Document segment
Member of the New Mexico House of Representatives from the 17th district
- In office January 1983 – January 2015
- Succeeded by: Deborah Armstrong

Personal details
- Born: January 28, 1947
- Died: March 3, 2021 (aged 74) Albuquerque, New Mexico, U.S.
- Party: Democratic
- Alma mater: University of New Mexico

= Edward Sandoval =

American politician (1947–2021)

Edward C. Sandoval (January 28, 1947 – March 3, 2021) was an American politician and a Democratic member of the New Mexico House of Representatives representing District 17 from January 1983 through January 2015. He did not seek reelection in 2014.

==Biography==
Sandoval attended the University of New Mexico.

He died on March 3, 2021, at age 74, following a long battle with COVID-19 during the COVID-19 pandemic in New Mexico.

==Elections==
- 2012 Sandoval was unopposed for the June 5, 2012 Democratic Primary, winning with 2,221 votes and won the November 6, 2012 General election with 7,816 votes (66.6%) against Republican nominee Robert Cain.
- 1982 Sandoval was first elected to the New Mexico Legislature in the November 2, 1982 General election and was re-elected in the general elections of November 6, 1984, November 4, 1986, and November 8, 1988.
- 1990 Sandoval was unopposed for both the June 5, 1990 Democratic Primary, winning with 1,814 votes and the November 6, 1990 General election, winning with 3,677 votes.
- 1992 Sandoval was challenged in the June 2, 1992 Democratic Primary, winning with 1,483 votes (56.1%) and won the November 3, 1992 General election with 4,650 votes (66.7%) against Republican nominee Bernardo Gallegos.
- 1994 Sandoval was unopposed for both the June 7, 1994 Democratic Primary, winning with 2,138 votes and the November 8, 1994 General election, winning with 4,288 votes.
- 1996 Sandoval was unopposed for both the June 4, 1996 Democratic Primary, winning with 1,853 votes and the November 5, 1996 General election.
- 1998 Sandoval was unopposed for both the June 2, 1998 Democratic Primary, winning with 1,610 votes and the November 3, 1998 General election, winning with 4,404 votes.
- 2000 Sandoval was unopposed for the 2000 Democratic Primary, winning with 1,570 votes and won the November 7, 2000 General election with 4,721 votes (69.1%) against Republican nominee Glenn Garcia.
- 2002 Sandoval was unopposed for both the 2002 Democratic Primary, winning with 2,498 votes and the November 5, 2002 General election, winning with 6,237 votes.
- 2004 Sandoval was unopposed for both the June 1, 2004 Democratic Primary, winning with 1,959 votes and the November 2, 2004 General election, winning with 9,714 votes.
- 2006 Sandoval was unopposed for both the June 6, 2006 Democratic Primary, winning with 1,986 votes and the November 7, 2006 General election, winning with 7,965 votes.
- 2008 Sandoval was unopposed for the June 8, 2008 Democratic Primary, winning with 2,923 votes and won the November 4, 2008 General election with 9,637 votes (66.6%) against Republican nominee Ronald Toya.
- 2010 Sandoval was unopposed for both the June 1, 2010 Democratic Primary, winning with 2,251 votes and the November 2, 2010 General election, winning with 7,459 votes.

Exercise details
In the biography of Edward Sandoval, who was the Republican nominee he defeated in the November 6, 2012 General election?

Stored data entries
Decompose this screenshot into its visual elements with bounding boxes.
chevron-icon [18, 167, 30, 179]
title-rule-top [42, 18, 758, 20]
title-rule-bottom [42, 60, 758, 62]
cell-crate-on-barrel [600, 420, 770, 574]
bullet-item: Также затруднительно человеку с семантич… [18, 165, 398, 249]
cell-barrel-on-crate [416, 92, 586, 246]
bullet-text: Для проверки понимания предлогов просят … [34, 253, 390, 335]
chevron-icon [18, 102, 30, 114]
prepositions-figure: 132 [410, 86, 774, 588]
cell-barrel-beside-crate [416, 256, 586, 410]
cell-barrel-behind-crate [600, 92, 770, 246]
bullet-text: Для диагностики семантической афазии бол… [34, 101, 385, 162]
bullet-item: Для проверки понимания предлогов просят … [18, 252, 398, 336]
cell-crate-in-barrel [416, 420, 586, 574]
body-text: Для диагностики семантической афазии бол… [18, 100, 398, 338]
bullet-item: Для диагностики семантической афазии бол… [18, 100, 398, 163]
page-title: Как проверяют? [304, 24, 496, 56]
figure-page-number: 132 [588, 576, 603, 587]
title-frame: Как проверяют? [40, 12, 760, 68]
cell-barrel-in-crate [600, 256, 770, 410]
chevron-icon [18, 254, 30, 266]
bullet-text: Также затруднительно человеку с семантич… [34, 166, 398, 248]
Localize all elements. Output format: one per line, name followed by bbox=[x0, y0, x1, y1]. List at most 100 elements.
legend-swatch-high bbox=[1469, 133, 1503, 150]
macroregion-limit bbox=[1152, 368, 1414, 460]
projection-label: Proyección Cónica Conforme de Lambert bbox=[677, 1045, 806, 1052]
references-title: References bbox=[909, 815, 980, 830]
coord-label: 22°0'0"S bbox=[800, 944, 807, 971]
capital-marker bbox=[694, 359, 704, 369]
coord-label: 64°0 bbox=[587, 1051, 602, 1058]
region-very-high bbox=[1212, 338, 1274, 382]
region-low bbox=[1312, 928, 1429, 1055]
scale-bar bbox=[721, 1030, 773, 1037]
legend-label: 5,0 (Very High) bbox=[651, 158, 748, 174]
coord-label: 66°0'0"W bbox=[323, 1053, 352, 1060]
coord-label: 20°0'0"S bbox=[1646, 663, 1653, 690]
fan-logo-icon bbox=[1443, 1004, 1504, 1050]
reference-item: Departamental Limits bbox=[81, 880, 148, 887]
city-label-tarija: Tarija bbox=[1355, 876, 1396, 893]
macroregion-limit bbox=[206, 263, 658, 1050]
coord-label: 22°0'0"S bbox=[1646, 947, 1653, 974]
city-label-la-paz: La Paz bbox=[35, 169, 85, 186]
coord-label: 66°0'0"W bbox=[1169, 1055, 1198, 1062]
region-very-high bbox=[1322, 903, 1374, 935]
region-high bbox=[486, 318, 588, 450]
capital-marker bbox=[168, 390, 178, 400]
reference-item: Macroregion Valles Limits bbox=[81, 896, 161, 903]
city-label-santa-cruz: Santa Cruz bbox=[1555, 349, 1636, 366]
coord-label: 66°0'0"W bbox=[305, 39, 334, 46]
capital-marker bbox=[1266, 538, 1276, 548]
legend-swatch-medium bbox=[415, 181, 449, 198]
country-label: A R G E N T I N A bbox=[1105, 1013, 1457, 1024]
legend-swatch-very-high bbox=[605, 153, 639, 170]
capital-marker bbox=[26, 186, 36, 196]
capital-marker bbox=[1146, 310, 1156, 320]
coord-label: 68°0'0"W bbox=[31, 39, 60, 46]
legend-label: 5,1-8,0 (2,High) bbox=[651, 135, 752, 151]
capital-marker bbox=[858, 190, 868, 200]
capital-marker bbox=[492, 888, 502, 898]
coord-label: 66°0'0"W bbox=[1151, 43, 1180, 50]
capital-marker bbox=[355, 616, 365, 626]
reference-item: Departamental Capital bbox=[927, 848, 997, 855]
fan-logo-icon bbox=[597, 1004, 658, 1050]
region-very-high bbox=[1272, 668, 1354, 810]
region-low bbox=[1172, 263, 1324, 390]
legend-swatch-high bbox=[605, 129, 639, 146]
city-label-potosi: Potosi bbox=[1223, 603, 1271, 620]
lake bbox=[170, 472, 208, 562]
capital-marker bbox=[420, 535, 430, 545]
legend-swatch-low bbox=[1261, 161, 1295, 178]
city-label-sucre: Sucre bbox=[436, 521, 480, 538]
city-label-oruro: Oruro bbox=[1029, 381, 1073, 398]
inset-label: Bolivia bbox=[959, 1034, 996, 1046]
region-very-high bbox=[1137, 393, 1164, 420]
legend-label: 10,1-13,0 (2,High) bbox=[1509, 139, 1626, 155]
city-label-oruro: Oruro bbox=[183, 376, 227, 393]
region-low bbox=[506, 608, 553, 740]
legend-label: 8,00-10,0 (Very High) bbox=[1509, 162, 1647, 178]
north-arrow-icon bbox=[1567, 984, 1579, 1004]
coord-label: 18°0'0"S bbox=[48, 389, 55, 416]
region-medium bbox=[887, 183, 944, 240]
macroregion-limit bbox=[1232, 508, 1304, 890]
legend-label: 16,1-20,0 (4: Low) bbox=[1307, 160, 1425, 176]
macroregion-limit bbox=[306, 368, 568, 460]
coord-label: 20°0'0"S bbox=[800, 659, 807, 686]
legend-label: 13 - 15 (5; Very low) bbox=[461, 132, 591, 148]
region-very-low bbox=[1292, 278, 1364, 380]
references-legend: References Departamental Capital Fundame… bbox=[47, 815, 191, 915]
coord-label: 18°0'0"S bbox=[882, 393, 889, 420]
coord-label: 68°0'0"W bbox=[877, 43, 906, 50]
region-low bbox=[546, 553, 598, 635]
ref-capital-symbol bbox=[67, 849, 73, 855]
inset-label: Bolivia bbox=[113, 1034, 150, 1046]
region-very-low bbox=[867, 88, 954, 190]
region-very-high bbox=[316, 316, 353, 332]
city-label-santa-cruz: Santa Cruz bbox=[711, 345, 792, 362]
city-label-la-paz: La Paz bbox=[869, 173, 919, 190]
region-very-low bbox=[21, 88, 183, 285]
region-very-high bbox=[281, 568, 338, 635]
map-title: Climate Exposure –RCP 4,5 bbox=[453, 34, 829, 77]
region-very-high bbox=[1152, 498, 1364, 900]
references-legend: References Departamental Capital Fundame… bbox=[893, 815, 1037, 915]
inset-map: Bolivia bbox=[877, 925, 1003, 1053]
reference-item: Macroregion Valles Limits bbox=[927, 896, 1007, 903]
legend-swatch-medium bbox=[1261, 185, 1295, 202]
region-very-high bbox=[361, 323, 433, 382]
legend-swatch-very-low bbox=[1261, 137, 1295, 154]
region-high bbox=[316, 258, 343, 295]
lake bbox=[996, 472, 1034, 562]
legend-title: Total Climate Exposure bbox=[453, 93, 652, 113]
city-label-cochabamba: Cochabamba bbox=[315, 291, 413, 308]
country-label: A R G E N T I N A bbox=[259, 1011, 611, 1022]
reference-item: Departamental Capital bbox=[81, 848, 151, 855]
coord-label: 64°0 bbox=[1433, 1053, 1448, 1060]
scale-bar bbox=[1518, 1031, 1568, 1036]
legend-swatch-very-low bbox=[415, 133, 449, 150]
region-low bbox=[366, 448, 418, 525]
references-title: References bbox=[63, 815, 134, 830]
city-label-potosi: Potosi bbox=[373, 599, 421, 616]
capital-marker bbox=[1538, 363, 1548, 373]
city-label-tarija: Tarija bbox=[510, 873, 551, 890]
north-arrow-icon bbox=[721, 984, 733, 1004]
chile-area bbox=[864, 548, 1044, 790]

Task solution
Robert Cain